=== Dataset records ===

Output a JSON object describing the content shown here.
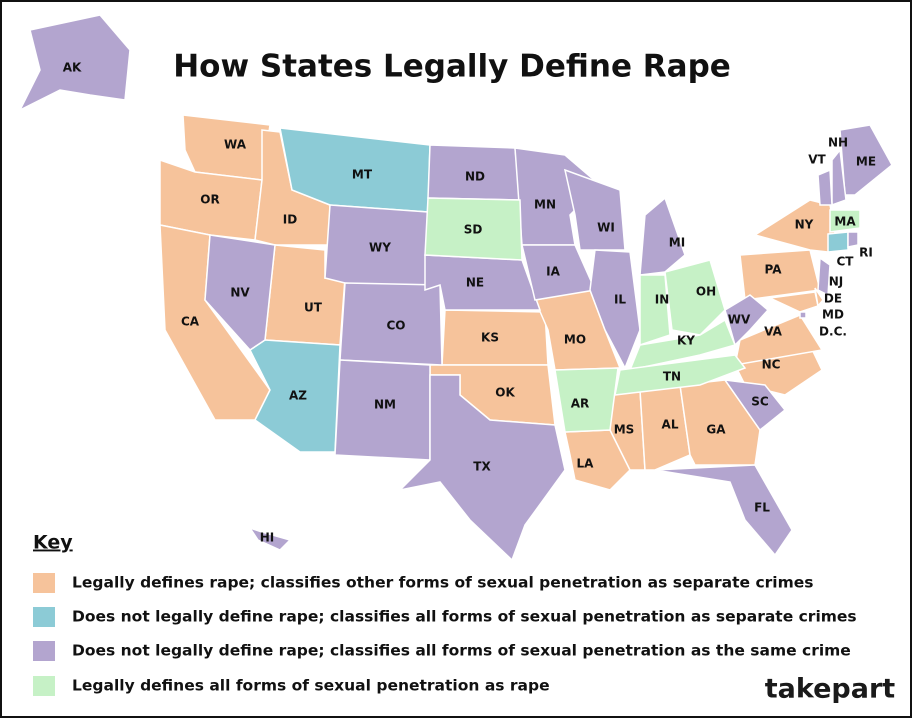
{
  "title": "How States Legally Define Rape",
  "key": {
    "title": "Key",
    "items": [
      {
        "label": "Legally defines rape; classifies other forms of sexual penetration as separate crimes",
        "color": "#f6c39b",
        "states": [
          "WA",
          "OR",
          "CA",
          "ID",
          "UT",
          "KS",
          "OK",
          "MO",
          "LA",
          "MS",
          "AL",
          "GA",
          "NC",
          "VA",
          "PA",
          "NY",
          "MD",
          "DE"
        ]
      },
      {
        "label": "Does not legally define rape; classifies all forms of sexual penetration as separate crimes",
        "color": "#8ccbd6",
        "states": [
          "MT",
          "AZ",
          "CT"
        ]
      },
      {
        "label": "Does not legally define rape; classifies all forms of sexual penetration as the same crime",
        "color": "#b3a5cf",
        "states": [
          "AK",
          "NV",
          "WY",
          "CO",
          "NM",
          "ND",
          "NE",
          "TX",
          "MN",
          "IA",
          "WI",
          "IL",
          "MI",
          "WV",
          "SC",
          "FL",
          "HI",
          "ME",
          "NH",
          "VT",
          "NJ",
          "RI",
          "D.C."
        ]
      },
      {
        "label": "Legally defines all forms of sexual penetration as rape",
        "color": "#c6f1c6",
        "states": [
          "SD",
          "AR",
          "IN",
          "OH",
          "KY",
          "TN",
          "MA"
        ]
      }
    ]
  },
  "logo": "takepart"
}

===
=== Dataset records ===

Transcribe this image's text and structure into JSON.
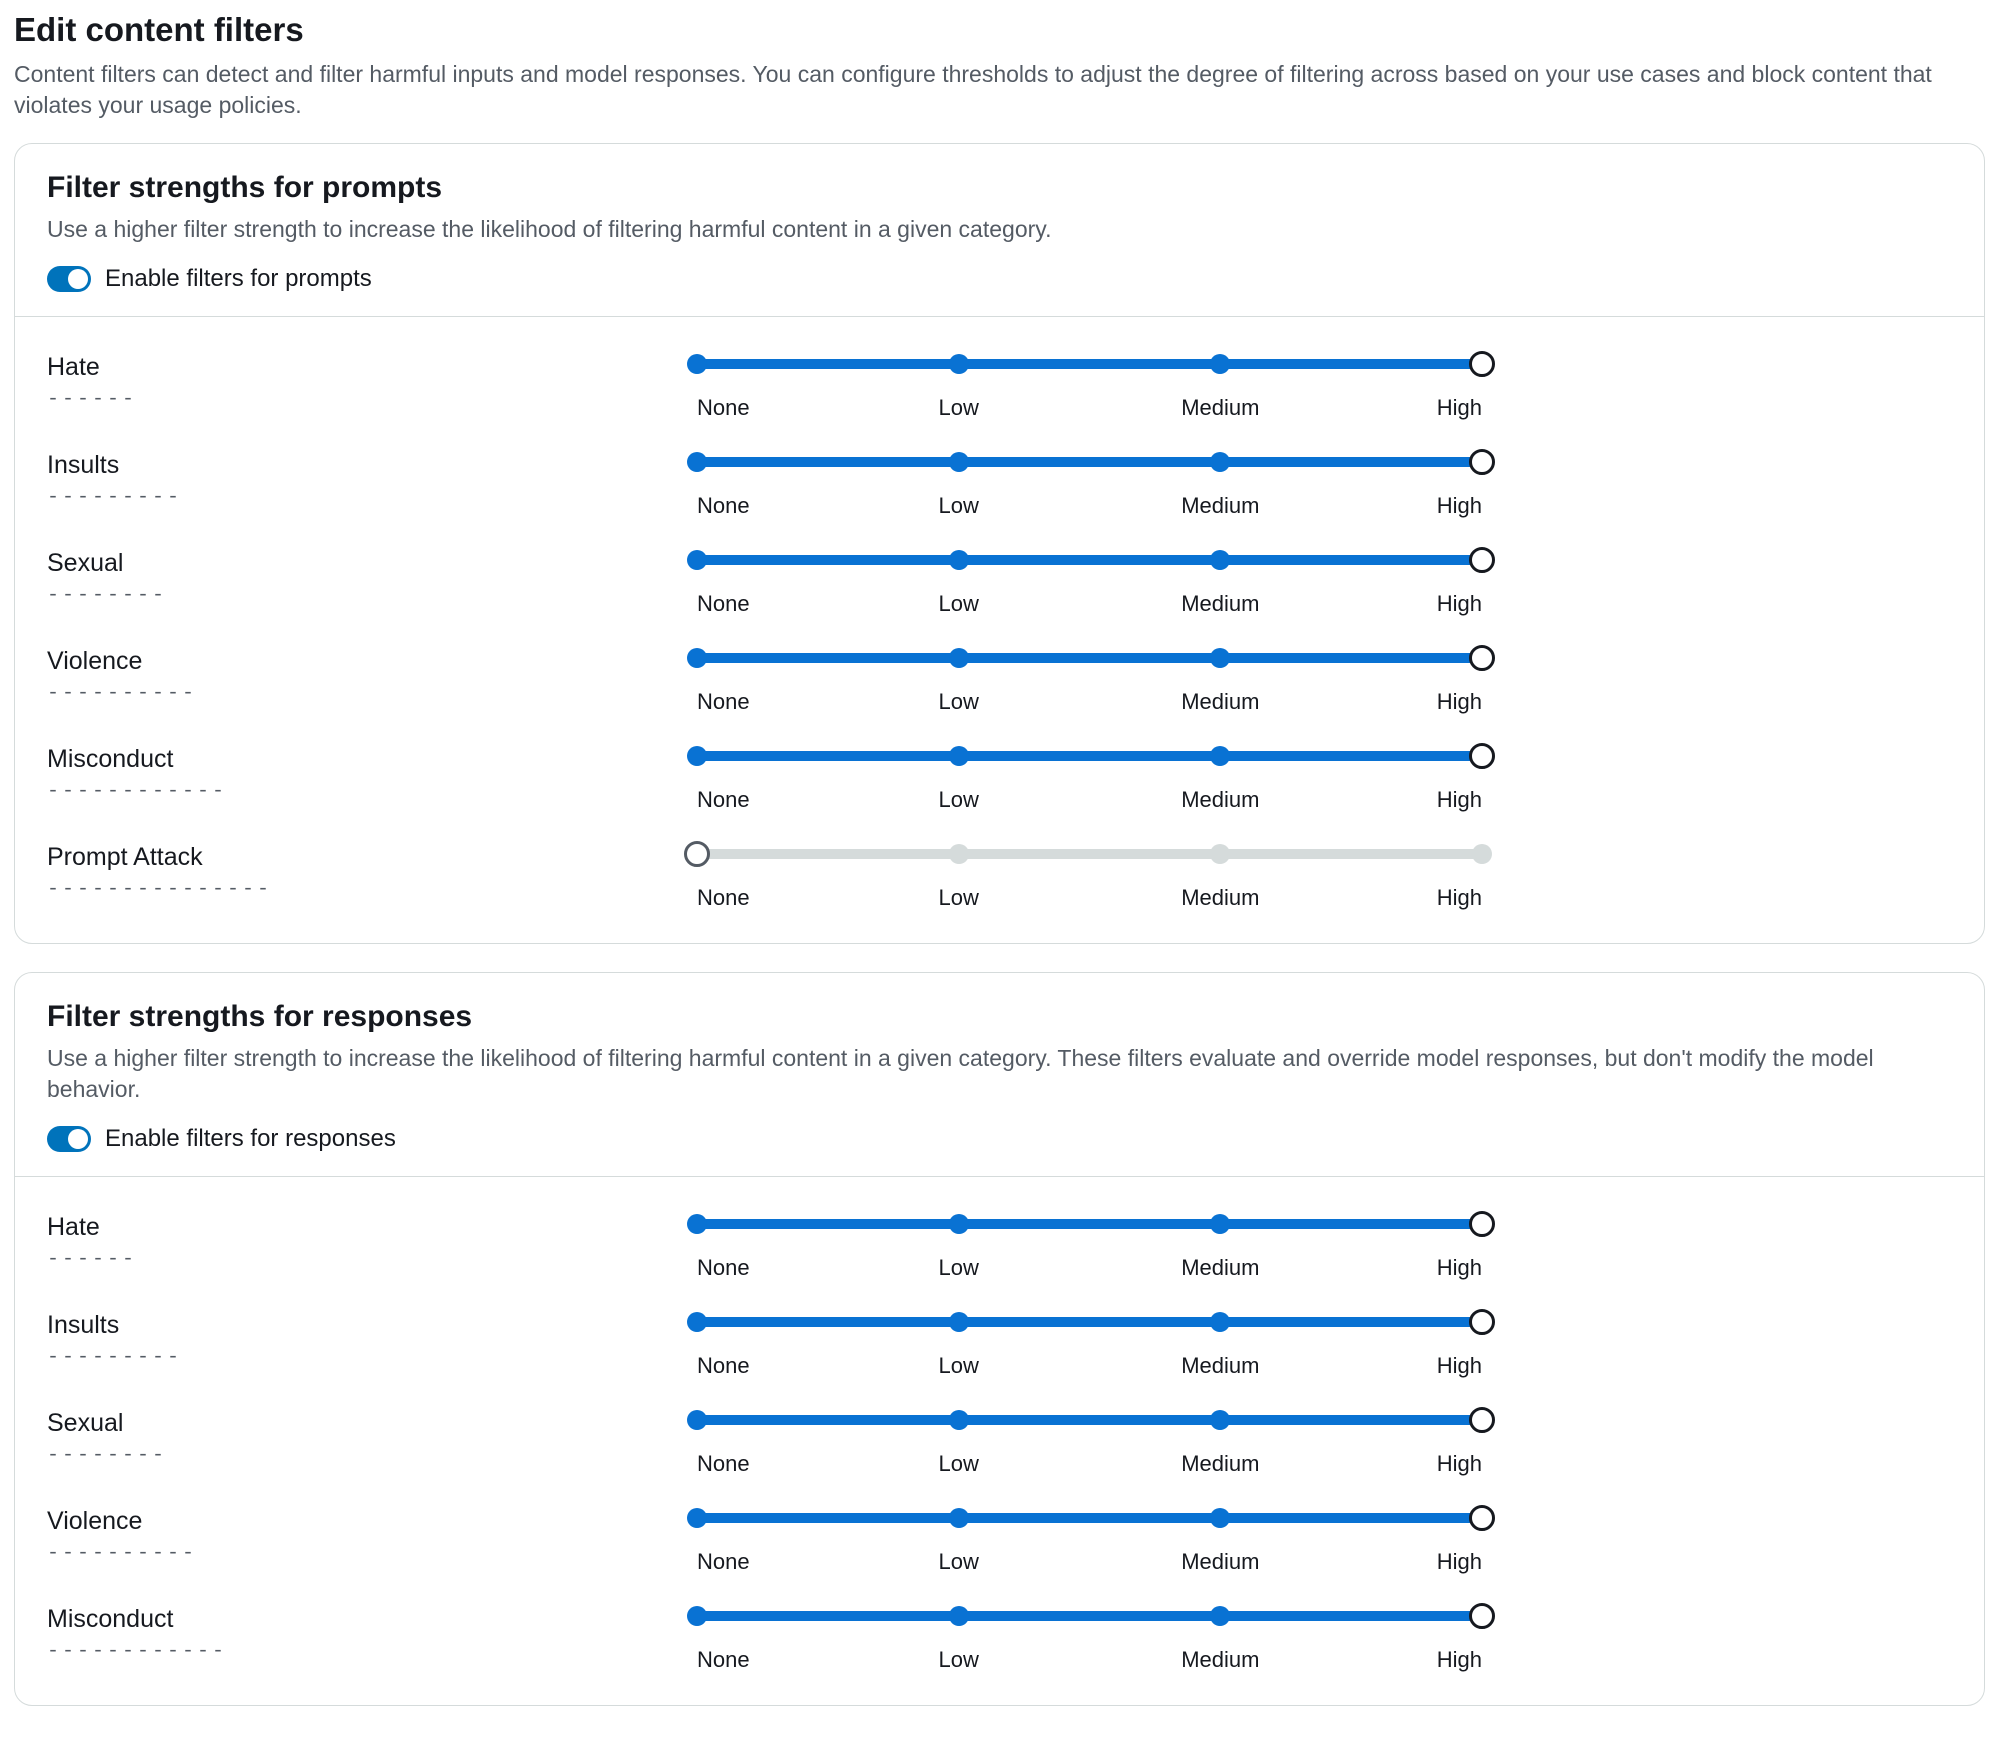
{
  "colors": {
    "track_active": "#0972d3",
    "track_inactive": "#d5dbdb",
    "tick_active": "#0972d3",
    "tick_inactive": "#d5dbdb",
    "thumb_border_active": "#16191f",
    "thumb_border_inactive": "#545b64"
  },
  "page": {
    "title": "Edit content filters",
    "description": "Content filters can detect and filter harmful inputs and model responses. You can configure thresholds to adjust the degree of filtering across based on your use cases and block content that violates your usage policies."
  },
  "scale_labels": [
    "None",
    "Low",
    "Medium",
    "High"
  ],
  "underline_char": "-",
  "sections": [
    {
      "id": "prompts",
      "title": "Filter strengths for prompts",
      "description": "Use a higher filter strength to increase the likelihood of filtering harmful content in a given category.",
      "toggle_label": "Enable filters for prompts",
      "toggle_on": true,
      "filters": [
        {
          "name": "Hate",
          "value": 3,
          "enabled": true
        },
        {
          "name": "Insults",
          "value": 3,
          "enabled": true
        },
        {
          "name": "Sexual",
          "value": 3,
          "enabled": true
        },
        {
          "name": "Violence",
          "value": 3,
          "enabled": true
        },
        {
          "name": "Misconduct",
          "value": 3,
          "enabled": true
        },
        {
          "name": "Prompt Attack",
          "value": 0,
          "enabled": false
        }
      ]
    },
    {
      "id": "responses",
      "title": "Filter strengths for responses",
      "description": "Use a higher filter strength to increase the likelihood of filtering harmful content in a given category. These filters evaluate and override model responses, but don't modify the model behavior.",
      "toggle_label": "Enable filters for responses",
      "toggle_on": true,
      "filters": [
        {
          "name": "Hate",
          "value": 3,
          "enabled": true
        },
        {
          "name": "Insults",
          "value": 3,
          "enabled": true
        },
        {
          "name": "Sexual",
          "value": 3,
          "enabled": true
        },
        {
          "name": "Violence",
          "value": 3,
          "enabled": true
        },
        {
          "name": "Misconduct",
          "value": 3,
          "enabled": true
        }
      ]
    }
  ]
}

===
=== Dataset records ===

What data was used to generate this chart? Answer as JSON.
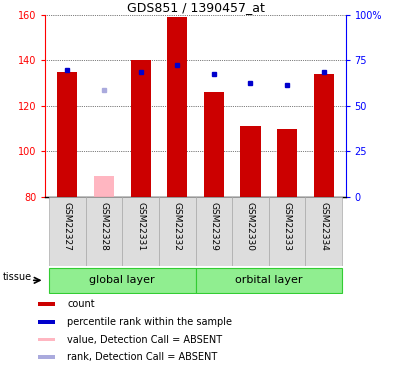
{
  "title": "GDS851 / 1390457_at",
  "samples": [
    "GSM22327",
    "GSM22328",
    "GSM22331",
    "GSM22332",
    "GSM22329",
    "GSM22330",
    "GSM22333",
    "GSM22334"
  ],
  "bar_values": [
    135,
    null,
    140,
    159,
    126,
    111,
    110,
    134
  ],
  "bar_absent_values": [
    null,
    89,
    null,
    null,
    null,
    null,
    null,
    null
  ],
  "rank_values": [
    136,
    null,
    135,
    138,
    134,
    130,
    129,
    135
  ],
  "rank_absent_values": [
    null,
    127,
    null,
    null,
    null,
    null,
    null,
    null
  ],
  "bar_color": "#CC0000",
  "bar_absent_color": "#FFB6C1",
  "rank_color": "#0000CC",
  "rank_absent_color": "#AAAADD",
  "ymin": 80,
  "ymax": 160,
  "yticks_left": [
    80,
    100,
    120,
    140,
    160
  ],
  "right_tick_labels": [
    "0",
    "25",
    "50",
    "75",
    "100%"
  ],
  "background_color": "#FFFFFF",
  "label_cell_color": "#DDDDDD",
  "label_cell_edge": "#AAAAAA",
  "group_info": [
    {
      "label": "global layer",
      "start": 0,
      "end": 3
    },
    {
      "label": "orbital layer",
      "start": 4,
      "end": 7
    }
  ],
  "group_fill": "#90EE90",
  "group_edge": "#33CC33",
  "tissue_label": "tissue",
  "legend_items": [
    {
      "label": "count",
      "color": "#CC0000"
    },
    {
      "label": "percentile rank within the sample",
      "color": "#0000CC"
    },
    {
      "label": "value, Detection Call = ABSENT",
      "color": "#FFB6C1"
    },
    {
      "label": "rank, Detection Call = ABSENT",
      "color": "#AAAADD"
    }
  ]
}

===

**Problem statement**
Report only the number of lines in the listing that contain the word "increase".

**Finished exercise**
2